--- START ---

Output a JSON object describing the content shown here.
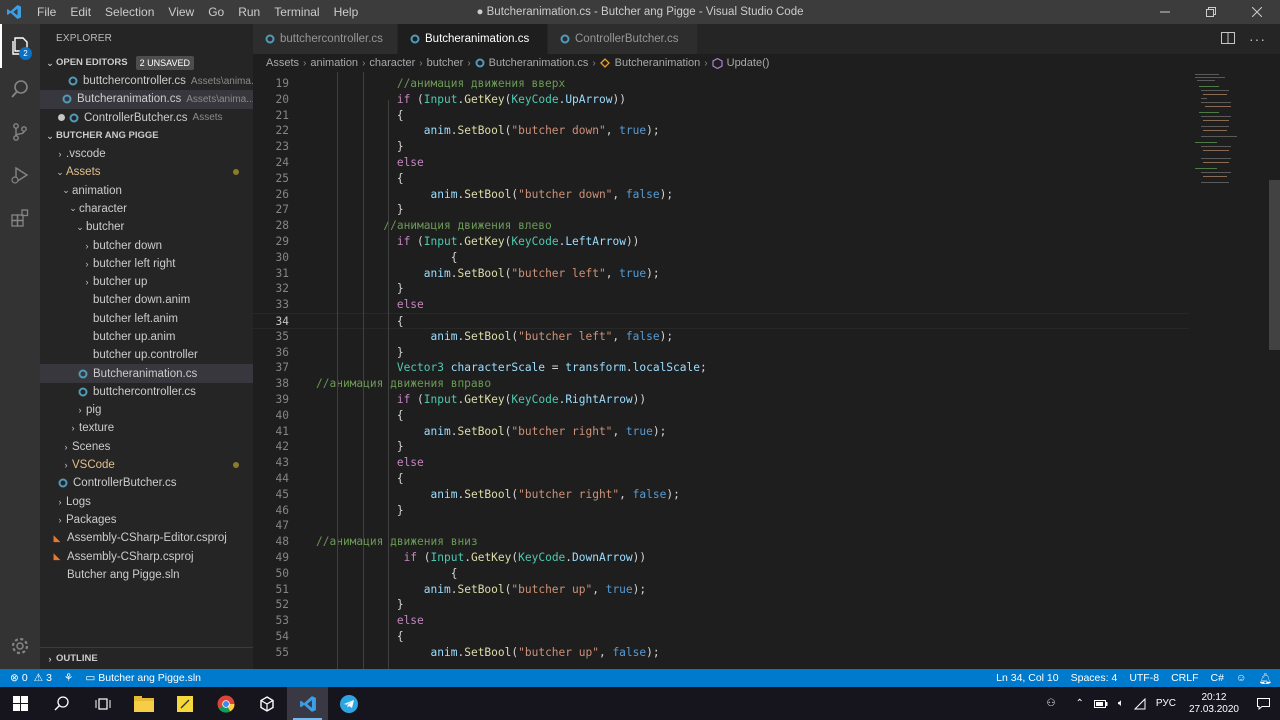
{
  "window": {
    "title": "● Butcheranimation.cs - Butcher ang Pigge - Visual Studio Code",
    "menu": [
      "File",
      "Edit",
      "Selection",
      "View",
      "Go",
      "Run",
      "Terminal",
      "Help"
    ]
  },
  "activity": {
    "explorer_badge": "2"
  },
  "sidebar": {
    "title": "EXPLORER",
    "open_editors": {
      "header": "OPEN EDITORS",
      "unsaved": "2 UNSAVED",
      "items": [
        {
          "name": "buttchercontroller.cs",
          "hint": "Assets\\anima..."
        },
        {
          "name": "Butcheranimation.cs",
          "hint": "Assets\\anima..."
        },
        {
          "name": "ControllerButcher.cs",
          "hint": "Assets"
        }
      ]
    },
    "workspace": {
      "header": "BUTCHER ANG PIGGE",
      "items": [
        ".vscode",
        "Assets",
        "animation",
        "character",
        "butcher",
        "butcher down",
        "butcher left right",
        "butcher up",
        "butcher down.anim",
        "butcher left.anim",
        "butcher up.anim",
        "butcher up.controller",
        "Butcheranimation.cs",
        "buttchercontroller.cs",
        "pig",
        "texture",
        "Scenes",
        "VSCode",
        "ControllerButcher.cs",
        "Logs",
        "Packages",
        "Assembly-CSharp-Editor.csproj",
        "Assembly-CSharp.csproj",
        "Butcher ang Pigge.sln"
      ]
    },
    "outline": "OUTLINE"
  },
  "tabs": [
    {
      "label": "buttchercontroller.cs"
    },
    {
      "label": "Butcheranimation.cs"
    },
    {
      "label": "ControllerButcher.cs"
    }
  ],
  "breadcrumb": [
    "Assets",
    "animation",
    "character",
    "butcher",
    "Butcheranimation.cs",
    "Butcheranimation",
    "Update()"
  ],
  "editor": {
    "lines": [
      {
        "n": "19",
        "t": "            //анимация движения вверх"
      },
      {
        "n": "20",
        "t": "            if (Input.GetKey(KeyCode.UpArrow))"
      },
      {
        "n": "21",
        "t": "            {"
      },
      {
        "n": "22",
        "t": "                anim.SetBool(\"butcher down\", true);"
      },
      {
        "n": "23",
        "t": "            }"
      },
      {
        "n": "24",
        "t": "            else"
      },
      {
        "n": "25",
        "t": "            {"
      },
      {
        "n": "26",
        "t": "                 anim.SetBool(\"butcher down\", false);"
      },
      {
        "n": "27",
        "t": "            }"
      },
      {
        "n": "28",
        "t": "          //анимация движения влево"
      },
      {
        "n": "29",
        "t": "            if (Input.GetKey(KeyCode.LeftArrow))"
      },
      {
        "n": "30",
        "t": "                    {"
      },
      {
        "n": "31",
        "t": "                anim.SetBool(\"butcher left\", true);"
      },
      {
        "n": "32",
        "t": "            }"
      },
      {
        "n": "33",
        "t": "            else"
      },
      {
        "n": "34",
        "t": "            {"
      },
      {
        "n": "35",
        "t": "                 anim.SetBool(\"butcher left\", false);"
      },
      {
        "n": "36",
        "t": "            }"
      },
      {
        "n": "37",
        "t": "            Vector3 characterScale = transform.localScale;"
      },
      {
        "n": "38",
        "t": "//анимация движения вправо"
      },
      {
        "n": "39",
        "t": "            if (Input.GetKey(KeyCode.RightArrow))"
      },
      {
        "n": "40",
        "t": "            {"
      },
      {
        "n": "41",
        "t": "                anim.SetBool(\"butcher right\", true);"
      },
      {
        "n": "42",
        "t": "            }"
      },
      {
        "n": "43",
        "t": "            else"
      },
      {
        "n": "44",
        "t": "            {"
      },
      {
        "n": "45",
        "t": "                 anim.SetBool(\"butcher right\", false);"
      },
      {
        "n": "46",
        "t": "            }"
      },
      {
        "n": "47",
        "t": ""
      },
      {
        "n": "48",
        "t": "//анимация движения вниз"
      },
      {
        "n": "49",
        "t": "             if (Input.GetKey(KeyCode.DownArrow))"
      },
      {
        "n": "50",
        "t": "                    {"
      },
      {
        "n": "51",
        "t": "                anim.SetBool(\"butcher up\", true);"
      },
      {
        "n": "52",
        "t": "            }"
      },
      {
        "n": "53",
        "t": "            else"
      },
      {
        "n": "54",
        "t": "            {"
      },
      {
        "n": "55",
        "t": "                 anim.SetBool(\"butcher up\", false);"
      }
    ],
    "current_line": "34"
  },
  "status": {
    "errors": "0",
    "warnings": "3",
    "solution": "Butcher ang Pigge.sln",
    "position": "Ln 34, Col 10",
    "spaces": "Spaces: 4",
    "encoding": "UTF-8",
    "eol": "CRLF",
    "language": "C#"
  },
  "taskbar": {
    "lang": "РУС",
    "time": "20:12",
    "date": "27.03.2020"
  },
  "colors": {
    "accent": "#007acc",
    "keyword": "#569cd6",
    "comment": "#6a9955",
    "string": "#ce9178",
    "type": "#4ec9b0",
    "method": "#dcdcaa"
  }
}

--- END ---

### Short problem
Return to the listing above and set it down exactly, leaving out its pictures.

### Response below
Output a JSON object describing the content shown here.
{
  "window": {
    "title": "● Butcheranimation.cs - Butcher ang Pigge - Visual Studio Code",
    "menu": [
      "File",
      "Edit",
      "Selection",
      "View",
      "Go",
      "Run",
      "Terminal",
      "Help"
    ]
  },
  "activity": {
    "explorer_badge": "2"
  },
  "sidebar": {
    "title": "EXPLORER",
    "open_editors": {
      "header": "OPEN EDITORS",
      "unsaved": "2 UNSAVED",
      "items": [
        {
          "name": "buttchercontroller.cs",
          "hint": "Assets\\anima..."
        },
        {
          "name": "Butcheranimation.cs",
          "hint": "Assets\\anima..."
        },
        {
          "name": "ControllerButcher.cs",
          "hint": "Assets"
        }
      ]
    },
    "workspace": {
      "header": "BUTCHER ANG PIGGE",
      "items": [
        ".vscode",
        "Assets",
        "animation",
        "character",
        "butcher",
        "butcher down",
        "butcher left right",
        "butcher up",
        "butcher down.anim",
        "butcher left.anim",
        "butcher up.anim",
        "butcher up.controller",
        "Butcheranimation.cs",
        "buttchercontroller.cs",
        "pig",
        "texture",
        "Scenes",
        "VSCode",
        "ControllerButcher.cs",
        "Logs",
        "Packages",
        "Assembly-CSharp-Editor.csproj",
        "Assembly-CSharp.csproj",
        "Butcher ang Pigge.sln"
      ]
    },
    "outline": "OUTLINE"
  },
  "tabs": [
    {
      "label": "buttchercontroller.cs"
    },
    {
      "label": "Butcheranimation.cs"
    },
    {
      "label": "ControllerButcher.cs"
    }
  ],
  "breadcrumb": [
    "Assets",
    "animation",
    "character",
    "butcher",
    "Butcheranimation.cs",
    "Butcheranimation",
    "Update()"
  ],
  "editor": {
    "lines": [
      {
        "n": "19",
        "t": "            //анимация движения вверх"
      },
      {
        "n": "20",
        "t": "            if (Input.GetKey(KeyCode.UpArrow))"
      },
      {
        "n": "21",
        "t": "            {"
      },
      {
        "n": "22",
        "t": "                anim.SetBool(\"butcher down\", true);"
      },
      {
        "n": "23",
        "t": "            }"
      },
      {
        "n": "24",
        "t": "            else"
      },
      {
        "n": "25",
        "t": "            {"
      },
      {
        "n": "26",
        "t": "                 anim.SetBool(\"butcher down\", false);"
      },
      {
        "n": "27",
        "t": "            }"
      },
      {
        "n": "28",
        "t": "          //анимация движения влево"
      },
      {
        "n": "29",
        "t": "            if (Input.GetKey(KeyCode.LeftArrow))"
      },
      {
        "n": "30",
        "t": "                    {"
      },
      {
        "n": "31",
        "t": "                anim.SetBool(\"butcher left\", true);"
      },
      {
        "n": "32",
        "t": "            }"
      },
      {
        "n": "33",
        "t": "            else"
      },
      {
        "n": "34",
        "t": "            {"
      },
      {
        "n": "35",
        "t": "                 anim.SetBool(\"butcher left\", false);"
      },
      {
        "n": "36",
        "t": "            }"
      },
      {
        "n": "37",
        "t": "            Vector3 characterScale = transform.localScale;"
      },
      {
        "n": "38",
        "t": "//анимация движения вправо"
      },
      {
        "n": "39",
        "t": "            if (Input.GetKey(KeyCode.RightArrow))"
      },
      {
        "n": "40",
        "t": "            {"
      },
      {
        "n": "41",
        "t": "                anim.SetBool(\"butcher right\", true);"
      },
      {
        "n": "42",
        "t": "            }"
      },
      {
        "n": "43",
        "t": "            else"
      },
      {
        "n": "44",
        "t": "            {"
      },
      {
        "n": "45",
        "t": "                 anim.SetBool(\"butcher right\", false);"
      },
      {
        "n": "46",
        "t": "            }"
      },
      {
        "n": "47",
        "t": ""
      },
      {
        "n": "48",
        "t": "//анимация движения вниз"
      },
      {
        "n": "49",
        "t": "             if (Input.GetKey(KeyCode.DownArrow))"
      },
      {
        "n": "50",
        "t": "                    {"
      },
      {
        "n": "51",
        "t": "                anim.SetBool(\"butcher up\", true);"
      },
      {
        "n": "52",
        "t": "            }"
      },
      {
        "n": "53",
        "t": "            else"
      },
      {
        "n": "54",
        "t": "            {"
      },
      {
        "n": "55",
        "t": "                 anim.SetBool(\"butcher up\", false);"
      }
    ],
    "current_line": "34"
  },
  "status": {
    "errors": "0",
    "warnings": "3",
    "solution": "Butcher ang Pigge.sln",
    "position": "Ln 34, Col 10",
    "spaces": "Spaces: 4",
    "encoding": "UTF-8",
    "eol": "CRLF",
    "language": "C#"
  },
  "taskbar": {
    "lang": "РУС",
    "time": "20:12",
    "date": "27.03.2020"
  },
  "colors": {
    "accent": "#007acc",
    "keyword": "#569cd6",
    "comment": "#6a9955",
    "string": "#ce9178",
    "type": "#4ec9b0",
    "method": "#dcdcaa"
  }
}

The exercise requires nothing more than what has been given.